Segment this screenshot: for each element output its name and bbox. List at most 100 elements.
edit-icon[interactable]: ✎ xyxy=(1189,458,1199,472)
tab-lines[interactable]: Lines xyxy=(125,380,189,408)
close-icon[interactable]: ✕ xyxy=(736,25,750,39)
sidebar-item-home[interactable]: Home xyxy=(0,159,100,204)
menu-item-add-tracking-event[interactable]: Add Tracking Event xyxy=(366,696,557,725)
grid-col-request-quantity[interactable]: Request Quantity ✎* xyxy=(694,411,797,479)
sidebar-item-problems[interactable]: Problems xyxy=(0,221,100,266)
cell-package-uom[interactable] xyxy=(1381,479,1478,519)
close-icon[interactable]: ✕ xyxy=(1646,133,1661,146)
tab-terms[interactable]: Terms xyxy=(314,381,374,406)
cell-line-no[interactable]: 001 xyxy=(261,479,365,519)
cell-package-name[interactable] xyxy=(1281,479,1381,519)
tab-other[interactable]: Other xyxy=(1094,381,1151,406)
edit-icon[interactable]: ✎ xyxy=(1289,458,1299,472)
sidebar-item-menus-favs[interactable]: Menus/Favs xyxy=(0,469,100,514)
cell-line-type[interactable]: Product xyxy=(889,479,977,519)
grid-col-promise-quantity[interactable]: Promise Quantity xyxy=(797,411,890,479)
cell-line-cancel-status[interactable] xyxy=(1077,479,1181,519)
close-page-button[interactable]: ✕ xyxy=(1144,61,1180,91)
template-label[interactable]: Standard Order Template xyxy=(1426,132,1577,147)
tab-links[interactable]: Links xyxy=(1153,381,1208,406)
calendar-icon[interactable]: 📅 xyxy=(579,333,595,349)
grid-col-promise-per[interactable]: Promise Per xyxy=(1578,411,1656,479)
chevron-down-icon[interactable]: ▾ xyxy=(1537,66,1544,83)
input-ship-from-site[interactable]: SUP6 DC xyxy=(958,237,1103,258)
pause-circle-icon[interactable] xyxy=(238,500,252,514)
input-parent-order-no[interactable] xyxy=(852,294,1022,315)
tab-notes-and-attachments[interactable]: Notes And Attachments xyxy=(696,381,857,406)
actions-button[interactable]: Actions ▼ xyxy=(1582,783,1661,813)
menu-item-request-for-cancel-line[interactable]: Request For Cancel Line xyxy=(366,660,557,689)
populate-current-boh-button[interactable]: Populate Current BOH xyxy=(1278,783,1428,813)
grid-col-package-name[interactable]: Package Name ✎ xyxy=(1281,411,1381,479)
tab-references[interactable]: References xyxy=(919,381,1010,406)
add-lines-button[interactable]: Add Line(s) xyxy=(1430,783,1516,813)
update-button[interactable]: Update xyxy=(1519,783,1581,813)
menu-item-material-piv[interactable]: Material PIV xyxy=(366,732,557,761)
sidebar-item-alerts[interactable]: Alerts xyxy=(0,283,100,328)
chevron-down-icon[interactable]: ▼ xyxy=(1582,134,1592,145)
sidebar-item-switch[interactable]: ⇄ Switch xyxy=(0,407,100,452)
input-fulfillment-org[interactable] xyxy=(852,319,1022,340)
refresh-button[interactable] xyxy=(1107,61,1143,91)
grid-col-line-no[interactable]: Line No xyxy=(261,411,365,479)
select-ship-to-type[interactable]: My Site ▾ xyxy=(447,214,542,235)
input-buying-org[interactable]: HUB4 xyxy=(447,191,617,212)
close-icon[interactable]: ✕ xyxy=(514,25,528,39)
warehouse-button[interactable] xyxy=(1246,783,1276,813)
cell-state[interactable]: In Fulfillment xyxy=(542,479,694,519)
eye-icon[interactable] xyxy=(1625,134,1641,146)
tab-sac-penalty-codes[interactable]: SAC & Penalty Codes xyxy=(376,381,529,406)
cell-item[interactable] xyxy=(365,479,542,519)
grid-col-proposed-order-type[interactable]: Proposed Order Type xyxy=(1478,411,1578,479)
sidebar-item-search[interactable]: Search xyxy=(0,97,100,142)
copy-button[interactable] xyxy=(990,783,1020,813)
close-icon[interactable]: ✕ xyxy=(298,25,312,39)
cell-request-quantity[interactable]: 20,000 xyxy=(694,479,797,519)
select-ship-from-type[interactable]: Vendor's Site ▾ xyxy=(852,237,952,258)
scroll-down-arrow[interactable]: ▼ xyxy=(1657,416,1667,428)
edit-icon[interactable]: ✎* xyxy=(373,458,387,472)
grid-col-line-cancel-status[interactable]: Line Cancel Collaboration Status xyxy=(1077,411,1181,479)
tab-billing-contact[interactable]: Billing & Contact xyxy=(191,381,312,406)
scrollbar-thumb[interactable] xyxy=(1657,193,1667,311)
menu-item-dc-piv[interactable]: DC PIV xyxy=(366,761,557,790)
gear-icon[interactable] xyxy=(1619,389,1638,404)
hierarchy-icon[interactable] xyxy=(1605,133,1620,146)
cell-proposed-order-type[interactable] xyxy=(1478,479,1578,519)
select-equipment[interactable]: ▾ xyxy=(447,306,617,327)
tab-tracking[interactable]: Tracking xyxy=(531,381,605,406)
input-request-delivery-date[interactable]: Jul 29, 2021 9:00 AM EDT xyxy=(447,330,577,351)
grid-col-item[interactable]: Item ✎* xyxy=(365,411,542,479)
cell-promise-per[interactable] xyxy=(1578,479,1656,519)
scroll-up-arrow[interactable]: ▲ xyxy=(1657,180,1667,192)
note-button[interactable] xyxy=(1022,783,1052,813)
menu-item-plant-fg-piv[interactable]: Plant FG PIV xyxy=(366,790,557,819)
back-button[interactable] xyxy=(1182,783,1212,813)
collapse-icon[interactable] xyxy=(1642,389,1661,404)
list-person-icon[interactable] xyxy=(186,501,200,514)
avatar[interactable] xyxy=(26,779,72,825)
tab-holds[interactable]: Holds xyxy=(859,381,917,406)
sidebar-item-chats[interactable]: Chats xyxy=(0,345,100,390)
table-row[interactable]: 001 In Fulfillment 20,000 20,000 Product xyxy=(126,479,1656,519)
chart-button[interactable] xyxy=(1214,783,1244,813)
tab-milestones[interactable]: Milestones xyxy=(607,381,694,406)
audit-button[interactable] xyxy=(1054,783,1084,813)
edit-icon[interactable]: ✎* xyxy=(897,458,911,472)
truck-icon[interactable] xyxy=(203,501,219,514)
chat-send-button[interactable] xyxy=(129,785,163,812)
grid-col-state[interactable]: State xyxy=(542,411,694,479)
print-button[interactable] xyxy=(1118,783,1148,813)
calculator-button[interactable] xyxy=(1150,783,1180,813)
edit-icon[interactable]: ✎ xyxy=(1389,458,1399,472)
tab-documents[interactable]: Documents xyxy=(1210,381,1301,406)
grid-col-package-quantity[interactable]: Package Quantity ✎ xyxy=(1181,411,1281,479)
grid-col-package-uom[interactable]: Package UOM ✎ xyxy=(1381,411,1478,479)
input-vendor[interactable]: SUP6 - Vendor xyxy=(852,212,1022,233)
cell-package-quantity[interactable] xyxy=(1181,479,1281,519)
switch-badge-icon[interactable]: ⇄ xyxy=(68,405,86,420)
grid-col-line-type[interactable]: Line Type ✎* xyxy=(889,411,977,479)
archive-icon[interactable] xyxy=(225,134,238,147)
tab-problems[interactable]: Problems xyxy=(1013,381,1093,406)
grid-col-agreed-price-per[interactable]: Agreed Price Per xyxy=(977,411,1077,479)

> **The problem**
Turn the records into a Markdown table with the columns Row and Line. Begin at the first line of the records, stop after the line that contains "cell-line-type[interactable]: Product xyxy=(889,479,977,519)", number each row, and leave out any blank lines.

> **Full answer**
| Row | Line |
|---|---|
| 1 | Segment this screenshot: for each element output its name and bbox. List at most 100 elements. |
| 2 | edit-icon[interactable]: ✎ xyxy=(1189,458,1199,472) |
| 3 | tab-lines[interactable]: Lines xyxy=(125,380,189,408) |
| 4 | close-icon[interactable]: ✕ xyxy=(736,25,750,39) |
| 5 | sidebar-item-home[interactable]: Home xyxy=(0,159,100,204) |
| 6 | menu-item-add-tracking-event[interactable]: Add Tracking Event xyxy=(366,696,557,725) |
| 7 | grid-col-request-quantity[interactable]: Request Quantity ✎* xyxy=(694,411,797,479) |
| 8 | sidebar-item-problems[interactable]: Problems xyxy=(0,221,100,266) |
| 9 | cell-package-uom[interactable] xyxy=(1381,479,1478,519) |
| 10 | close-icon[interactable]: ✕ xyxy=(1646,133,1661,146) |
| 11 | tab-terms[interactable]: Terms xyxy=(314,381,374,406) |
| 12 | cell-line-no[interactable]: 001 xyxy=(261,479,365,519) |
| 13 | cell-package-name[interactable] xyxy=(1281,479,1381,519) |
| 14 | tab-other[interactable]: Other xyxy=(1094,381,1151,406) |
| 15 | edit-icon[interactable]: ✎ xyxy=(1289,458,1299,472) |
| 16 | sidebar-item-menus-favs[interactable]: Menus/Favs xyxy=(0,469,100,514) |
| 17 | cell-line-type[interactable]: Product xyxy=(889,479,977,519) |